| SET EXERCISE |
Copy each line in which the string "Output" occurs.

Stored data
>> Start

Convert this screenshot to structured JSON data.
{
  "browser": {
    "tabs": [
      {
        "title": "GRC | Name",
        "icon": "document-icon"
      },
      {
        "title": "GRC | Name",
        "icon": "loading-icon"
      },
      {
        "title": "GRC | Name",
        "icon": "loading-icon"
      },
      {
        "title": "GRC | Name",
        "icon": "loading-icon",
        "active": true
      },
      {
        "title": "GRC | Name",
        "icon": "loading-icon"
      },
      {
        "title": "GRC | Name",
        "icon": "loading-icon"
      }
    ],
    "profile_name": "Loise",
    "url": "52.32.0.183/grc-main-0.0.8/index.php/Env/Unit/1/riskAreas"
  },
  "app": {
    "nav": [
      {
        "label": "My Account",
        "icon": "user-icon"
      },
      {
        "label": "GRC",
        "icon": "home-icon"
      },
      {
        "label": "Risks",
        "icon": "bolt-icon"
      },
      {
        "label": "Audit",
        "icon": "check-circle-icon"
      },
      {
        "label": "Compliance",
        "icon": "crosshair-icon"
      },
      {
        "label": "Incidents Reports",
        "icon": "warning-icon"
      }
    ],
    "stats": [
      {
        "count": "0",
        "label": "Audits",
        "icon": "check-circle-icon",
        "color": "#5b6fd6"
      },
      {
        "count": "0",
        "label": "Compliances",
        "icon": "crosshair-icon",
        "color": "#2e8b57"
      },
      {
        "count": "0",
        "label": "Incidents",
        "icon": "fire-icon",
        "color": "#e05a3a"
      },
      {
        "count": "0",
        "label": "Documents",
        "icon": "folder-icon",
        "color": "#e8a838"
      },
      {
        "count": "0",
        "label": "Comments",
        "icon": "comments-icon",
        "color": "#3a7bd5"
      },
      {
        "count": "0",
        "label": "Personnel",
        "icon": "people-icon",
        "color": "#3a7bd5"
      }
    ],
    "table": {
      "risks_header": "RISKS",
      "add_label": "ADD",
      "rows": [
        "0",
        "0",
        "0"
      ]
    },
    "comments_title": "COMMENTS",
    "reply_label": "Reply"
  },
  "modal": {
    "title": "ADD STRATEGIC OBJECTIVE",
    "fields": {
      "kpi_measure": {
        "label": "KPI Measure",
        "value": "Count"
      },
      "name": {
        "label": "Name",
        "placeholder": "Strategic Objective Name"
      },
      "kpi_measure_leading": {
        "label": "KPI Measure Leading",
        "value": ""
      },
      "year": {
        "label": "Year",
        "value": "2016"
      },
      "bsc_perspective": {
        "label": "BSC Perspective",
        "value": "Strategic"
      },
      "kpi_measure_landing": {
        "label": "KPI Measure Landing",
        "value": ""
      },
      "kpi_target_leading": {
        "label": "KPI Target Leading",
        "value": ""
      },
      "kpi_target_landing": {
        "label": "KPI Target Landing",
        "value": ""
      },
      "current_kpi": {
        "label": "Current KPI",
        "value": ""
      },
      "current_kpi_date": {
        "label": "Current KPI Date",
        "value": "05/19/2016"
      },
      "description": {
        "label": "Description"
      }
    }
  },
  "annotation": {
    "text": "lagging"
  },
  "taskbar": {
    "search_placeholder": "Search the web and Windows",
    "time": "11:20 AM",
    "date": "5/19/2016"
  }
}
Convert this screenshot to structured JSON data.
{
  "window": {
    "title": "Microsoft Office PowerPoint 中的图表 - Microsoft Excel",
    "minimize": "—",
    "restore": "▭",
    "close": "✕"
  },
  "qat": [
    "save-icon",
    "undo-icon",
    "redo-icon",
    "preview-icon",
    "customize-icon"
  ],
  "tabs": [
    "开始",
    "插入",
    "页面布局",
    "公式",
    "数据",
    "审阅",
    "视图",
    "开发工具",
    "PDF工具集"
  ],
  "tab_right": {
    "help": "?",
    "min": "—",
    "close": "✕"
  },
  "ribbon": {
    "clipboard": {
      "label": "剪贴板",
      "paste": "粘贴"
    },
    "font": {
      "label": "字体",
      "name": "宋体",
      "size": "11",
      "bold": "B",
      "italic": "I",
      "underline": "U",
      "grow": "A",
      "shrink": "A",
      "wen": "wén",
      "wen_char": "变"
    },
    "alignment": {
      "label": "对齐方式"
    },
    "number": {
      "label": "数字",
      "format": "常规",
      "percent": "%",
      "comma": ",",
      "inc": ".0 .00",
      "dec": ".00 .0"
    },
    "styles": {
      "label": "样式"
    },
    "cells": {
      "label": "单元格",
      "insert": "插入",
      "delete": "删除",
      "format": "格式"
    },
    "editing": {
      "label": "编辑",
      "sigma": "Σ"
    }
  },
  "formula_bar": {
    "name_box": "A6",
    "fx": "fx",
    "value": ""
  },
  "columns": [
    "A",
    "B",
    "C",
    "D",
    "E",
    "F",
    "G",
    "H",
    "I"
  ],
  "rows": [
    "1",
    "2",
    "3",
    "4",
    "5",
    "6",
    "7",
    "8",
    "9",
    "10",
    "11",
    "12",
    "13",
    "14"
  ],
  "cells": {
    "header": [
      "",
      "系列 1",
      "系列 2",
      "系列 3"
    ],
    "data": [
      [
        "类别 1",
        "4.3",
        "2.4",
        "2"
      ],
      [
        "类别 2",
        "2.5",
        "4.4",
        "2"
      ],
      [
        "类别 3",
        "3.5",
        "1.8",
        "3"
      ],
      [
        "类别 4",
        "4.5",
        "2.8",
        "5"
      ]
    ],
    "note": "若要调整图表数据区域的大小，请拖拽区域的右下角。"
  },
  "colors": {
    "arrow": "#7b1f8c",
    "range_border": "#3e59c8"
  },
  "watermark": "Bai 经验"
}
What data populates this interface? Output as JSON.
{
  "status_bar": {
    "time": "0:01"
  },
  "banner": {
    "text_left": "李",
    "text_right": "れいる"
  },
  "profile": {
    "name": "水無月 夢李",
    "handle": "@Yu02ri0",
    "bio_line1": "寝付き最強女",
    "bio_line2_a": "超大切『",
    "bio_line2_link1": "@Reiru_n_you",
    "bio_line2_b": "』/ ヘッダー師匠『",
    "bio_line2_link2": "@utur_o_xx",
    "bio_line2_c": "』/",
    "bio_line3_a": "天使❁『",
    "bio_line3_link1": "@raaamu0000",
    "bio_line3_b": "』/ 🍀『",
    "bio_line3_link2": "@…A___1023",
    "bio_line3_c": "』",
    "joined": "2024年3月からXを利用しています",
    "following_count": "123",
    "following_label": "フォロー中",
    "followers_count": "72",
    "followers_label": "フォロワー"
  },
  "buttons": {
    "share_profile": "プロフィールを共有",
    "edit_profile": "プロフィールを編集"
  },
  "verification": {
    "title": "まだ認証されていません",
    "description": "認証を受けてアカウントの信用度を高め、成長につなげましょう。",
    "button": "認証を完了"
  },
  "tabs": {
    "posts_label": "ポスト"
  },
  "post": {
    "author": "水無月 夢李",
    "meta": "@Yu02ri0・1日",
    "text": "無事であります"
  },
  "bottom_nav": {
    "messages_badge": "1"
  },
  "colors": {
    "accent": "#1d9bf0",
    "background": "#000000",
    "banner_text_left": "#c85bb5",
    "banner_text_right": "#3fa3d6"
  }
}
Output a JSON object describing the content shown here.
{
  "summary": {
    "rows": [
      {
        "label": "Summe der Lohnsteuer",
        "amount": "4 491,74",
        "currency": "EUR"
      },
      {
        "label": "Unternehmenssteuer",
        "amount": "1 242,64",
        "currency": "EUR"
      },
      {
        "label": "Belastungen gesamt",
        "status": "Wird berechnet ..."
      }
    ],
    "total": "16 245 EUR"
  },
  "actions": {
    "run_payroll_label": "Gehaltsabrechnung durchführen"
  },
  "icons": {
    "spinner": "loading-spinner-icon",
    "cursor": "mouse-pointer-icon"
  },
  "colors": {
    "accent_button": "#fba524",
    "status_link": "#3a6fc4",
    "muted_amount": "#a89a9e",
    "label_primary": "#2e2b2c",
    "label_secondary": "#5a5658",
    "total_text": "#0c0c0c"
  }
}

>> End

| WRITTEN RESPONSE |
What data populates this interface? Output as JSON.
Output a JSON object describing the content shown here.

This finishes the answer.